*** GIVEN RECORDS ***

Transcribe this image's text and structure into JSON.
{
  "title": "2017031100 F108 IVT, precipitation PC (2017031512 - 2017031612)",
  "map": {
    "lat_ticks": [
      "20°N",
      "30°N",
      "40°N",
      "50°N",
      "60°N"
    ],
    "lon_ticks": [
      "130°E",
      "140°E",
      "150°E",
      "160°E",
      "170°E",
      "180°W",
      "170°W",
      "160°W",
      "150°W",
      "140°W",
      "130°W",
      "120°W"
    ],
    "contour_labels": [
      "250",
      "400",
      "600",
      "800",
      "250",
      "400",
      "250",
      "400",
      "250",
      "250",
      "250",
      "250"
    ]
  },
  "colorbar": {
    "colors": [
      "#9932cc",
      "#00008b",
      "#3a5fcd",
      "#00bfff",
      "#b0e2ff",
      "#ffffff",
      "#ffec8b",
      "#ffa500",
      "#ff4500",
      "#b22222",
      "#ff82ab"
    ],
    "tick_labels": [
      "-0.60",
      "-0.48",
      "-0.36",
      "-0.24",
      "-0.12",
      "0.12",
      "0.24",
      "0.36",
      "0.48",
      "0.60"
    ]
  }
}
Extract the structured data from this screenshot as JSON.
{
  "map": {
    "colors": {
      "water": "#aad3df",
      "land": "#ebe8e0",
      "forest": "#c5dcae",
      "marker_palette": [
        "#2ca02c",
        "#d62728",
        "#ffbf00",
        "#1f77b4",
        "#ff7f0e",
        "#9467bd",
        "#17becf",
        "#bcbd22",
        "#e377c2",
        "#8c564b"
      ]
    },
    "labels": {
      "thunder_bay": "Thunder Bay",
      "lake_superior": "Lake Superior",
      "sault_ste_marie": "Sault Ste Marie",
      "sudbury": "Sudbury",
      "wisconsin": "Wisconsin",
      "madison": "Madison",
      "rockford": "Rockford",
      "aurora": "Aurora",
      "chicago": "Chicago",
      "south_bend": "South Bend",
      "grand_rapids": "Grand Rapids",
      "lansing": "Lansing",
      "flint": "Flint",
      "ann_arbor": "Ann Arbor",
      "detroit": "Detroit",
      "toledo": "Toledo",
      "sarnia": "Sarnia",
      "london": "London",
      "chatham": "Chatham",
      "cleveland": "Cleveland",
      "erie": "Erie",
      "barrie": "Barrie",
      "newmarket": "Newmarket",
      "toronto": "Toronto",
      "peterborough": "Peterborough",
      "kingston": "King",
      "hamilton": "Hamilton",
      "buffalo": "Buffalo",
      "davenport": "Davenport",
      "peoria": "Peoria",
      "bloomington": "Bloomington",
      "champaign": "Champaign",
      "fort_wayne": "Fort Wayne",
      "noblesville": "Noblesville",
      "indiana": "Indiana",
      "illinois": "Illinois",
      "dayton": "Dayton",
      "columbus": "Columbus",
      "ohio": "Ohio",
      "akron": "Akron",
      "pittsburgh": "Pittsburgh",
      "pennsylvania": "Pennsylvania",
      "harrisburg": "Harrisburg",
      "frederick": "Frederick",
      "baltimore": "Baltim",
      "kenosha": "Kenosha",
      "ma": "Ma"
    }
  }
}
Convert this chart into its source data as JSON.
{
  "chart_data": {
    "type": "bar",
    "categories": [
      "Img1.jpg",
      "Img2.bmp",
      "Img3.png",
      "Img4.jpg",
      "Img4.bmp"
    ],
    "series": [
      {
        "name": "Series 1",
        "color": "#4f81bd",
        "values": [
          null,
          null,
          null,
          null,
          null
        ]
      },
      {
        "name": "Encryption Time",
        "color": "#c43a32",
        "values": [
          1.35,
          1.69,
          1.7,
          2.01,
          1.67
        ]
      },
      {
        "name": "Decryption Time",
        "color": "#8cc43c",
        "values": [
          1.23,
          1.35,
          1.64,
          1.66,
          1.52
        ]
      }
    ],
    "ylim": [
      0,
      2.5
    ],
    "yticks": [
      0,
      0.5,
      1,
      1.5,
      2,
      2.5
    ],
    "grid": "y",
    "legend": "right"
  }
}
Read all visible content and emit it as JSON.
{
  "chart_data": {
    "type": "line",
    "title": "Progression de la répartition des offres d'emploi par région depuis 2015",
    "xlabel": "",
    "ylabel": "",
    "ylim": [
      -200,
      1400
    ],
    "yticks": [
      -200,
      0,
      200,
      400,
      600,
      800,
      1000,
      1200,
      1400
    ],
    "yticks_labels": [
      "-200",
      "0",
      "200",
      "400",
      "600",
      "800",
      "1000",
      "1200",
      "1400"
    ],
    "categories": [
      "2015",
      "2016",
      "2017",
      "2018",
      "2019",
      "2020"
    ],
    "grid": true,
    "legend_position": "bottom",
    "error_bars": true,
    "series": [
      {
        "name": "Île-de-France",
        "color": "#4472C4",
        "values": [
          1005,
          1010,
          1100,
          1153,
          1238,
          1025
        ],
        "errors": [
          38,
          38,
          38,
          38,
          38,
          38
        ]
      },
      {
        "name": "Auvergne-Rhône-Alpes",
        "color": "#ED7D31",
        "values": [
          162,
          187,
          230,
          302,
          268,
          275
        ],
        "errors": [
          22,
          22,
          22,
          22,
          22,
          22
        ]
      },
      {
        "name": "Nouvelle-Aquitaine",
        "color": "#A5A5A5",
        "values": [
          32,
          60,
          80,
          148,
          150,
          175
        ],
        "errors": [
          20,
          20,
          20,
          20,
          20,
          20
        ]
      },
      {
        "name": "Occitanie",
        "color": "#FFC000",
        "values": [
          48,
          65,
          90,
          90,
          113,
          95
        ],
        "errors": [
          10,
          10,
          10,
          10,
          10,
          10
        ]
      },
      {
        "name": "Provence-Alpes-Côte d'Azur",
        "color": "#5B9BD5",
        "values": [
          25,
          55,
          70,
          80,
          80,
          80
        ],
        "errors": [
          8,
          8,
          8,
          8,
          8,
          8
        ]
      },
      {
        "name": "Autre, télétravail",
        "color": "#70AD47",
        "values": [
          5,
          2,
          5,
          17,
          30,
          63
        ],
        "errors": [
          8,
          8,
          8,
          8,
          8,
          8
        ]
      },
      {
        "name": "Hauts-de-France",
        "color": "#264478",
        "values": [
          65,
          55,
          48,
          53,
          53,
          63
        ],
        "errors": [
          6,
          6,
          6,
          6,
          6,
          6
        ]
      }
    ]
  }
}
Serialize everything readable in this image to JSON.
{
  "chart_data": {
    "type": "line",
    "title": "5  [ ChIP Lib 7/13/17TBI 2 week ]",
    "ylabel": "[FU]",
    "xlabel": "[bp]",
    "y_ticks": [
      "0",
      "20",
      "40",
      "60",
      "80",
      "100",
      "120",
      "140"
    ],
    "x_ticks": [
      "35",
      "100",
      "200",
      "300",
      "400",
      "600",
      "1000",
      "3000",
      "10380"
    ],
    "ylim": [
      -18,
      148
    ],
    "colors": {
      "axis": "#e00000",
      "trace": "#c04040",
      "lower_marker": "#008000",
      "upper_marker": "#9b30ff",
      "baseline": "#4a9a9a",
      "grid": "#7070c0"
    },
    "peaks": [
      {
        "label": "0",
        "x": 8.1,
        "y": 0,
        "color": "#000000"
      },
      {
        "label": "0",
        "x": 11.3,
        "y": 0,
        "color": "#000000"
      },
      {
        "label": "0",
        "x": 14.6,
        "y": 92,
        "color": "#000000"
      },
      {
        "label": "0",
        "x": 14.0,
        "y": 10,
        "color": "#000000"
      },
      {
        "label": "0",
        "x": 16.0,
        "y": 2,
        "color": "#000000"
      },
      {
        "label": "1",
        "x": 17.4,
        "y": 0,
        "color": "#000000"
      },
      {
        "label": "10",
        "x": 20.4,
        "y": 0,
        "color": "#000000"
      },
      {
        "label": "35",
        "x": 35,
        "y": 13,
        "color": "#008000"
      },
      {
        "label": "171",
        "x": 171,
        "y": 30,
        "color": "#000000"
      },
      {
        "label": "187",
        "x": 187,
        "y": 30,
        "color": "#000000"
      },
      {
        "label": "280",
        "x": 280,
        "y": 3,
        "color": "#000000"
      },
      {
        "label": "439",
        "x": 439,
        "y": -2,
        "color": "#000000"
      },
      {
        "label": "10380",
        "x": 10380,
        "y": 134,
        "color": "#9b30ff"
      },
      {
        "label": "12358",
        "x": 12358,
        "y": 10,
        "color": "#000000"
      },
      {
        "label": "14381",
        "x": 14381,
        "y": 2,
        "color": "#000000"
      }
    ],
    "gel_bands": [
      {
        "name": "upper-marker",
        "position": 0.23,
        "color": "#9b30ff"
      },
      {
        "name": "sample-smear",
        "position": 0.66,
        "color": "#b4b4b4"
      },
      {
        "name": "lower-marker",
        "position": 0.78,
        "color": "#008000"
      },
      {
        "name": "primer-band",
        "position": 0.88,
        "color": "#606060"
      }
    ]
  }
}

***

#### INSTRUCTION
Using the listing above, locate the lines that hold "Alpes" and copy each one.

#### ANSWER TO THE TASK
        "name": "Auvergne-Rhône-Alpes",
        "name": "Provence-Alpes-Côte d'Azur",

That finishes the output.